• **Instructions to follow**: Transcribe the records below exactly.

(Stored entries)
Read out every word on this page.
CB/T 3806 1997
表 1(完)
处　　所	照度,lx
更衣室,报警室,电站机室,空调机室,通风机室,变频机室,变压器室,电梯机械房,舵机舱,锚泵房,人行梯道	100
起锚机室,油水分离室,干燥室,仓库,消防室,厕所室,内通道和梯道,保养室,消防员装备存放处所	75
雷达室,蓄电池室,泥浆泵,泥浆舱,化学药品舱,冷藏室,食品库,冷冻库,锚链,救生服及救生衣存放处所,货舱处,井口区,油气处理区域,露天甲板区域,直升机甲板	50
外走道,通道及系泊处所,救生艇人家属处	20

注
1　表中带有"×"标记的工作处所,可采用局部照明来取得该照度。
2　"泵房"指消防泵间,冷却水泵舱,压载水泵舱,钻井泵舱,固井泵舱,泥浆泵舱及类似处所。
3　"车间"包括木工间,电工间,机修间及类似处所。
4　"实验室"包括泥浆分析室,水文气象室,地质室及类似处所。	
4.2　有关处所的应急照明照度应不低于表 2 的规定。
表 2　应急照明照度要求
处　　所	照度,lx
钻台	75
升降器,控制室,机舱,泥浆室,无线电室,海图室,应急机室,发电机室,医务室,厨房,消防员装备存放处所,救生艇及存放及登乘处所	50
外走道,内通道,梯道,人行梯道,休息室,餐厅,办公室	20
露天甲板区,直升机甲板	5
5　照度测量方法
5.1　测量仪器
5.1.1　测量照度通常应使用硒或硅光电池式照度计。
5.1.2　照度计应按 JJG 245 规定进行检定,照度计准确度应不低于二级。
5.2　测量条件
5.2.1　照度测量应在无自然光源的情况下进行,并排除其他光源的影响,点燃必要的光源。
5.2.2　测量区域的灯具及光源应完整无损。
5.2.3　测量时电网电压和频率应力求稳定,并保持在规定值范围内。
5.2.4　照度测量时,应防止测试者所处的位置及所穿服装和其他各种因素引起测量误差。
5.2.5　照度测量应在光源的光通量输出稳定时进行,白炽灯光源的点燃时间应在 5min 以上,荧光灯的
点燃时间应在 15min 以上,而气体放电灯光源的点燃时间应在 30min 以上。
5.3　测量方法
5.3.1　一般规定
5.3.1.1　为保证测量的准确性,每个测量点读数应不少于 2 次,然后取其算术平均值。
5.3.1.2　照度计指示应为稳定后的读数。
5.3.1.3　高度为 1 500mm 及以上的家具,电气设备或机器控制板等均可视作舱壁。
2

• **Written response**:
Read out every word on this page.
CB/T 3806 1997
表 1(完)
处　　所	照度,lx
更衣室,报警室,电站机室,空调机室,通风机室,变频机室,变压器室,电梯机械房,舵机舱,锚泵房,人行梯道	100
起锚机室,油水分离室,干燥室,仓库,消防室,厕所室,内通道和梯道,保养室,消防员装备存放处所	75
雷达室,蓄电池室,泥浆泵,泥浆舱,化学药品舱,冷藏室,食品库,冷冻库,锚链,救生服及救生衣存放处所,货舱处,井口区,油气处理区域,露天甲板区域,直升机甲板	50
外走道,通道及系泊处所,救生艇人家属处	20

注
1　表中带有"×"标记的工作处所,可采用局部照明来取得该照度。
2　"泵房"指消防泵间,冷却水泵舱,压载水泵舱,钻井泵舱,固井泵舱,泥浆泵舱及类似处所。
3　"车间"包括木工间,电工间,机修间及类似处所。
4　"实验室"包括泥浆分析室,水文气象室,地质室及类似处所。	
4.2　有关处所的应急照明照度应不低于表 2 的规定。
表 2　应急照明照度要求
处　　所	照度,lx
钻台	75
升降器,控制室,机舱,泥浆室,无线电室,海图室,应急机室,发电机室,医务室,厨房,消防员装备存放处所,救生艇及存放及登乘处所	50
外走道,内通道,梯道,人行梯道,休息室,餐厅,办公室	20
露天甲板区,直升机甲板	5
5　照度测量方法
5.1　测量仪器
5.1.1　测量照度通常应使用硒或硅光电池式照度计。
5.1.2　照度计应按 JJG 245 规定进行检定,照度计准确度应不低于二级。
5.2　测量条件
5.2.1　照度测量应在无自然光源的情况下进行,并排除其他光源的影响,点燃必要的光源。
5.2.2　测量区域的灯具及光源应完整无损。
5.2.3　测量时电网电压和频率应力求稳定,并保持在规定值范围内。
5.2.4　照度测量时,应防止测试者所处的位置及所穿服装和其他各种因素引起测量误差。
5.2.5　照度测量应在光源的光通量输出稳定时进行,白炽灯光源的点燃时间应在 5min 以上,荧光灯的
点燃时间应在 15min 以上,而气体放电灯光源的点燃时间应在 30min 以上。
5.3　测量方法
5.3.1　一般规定
5.3.1.1　为保证测量的准确性,每个测量点读数应不少于 2 次,然后取其算术平均值。
5.3.1.2　照度计指示应为稳定后的读数。
5.3.1.3　高度为 1 500mm 及以上的家具,电气设备或机器控制板等均可视作舱壁。
2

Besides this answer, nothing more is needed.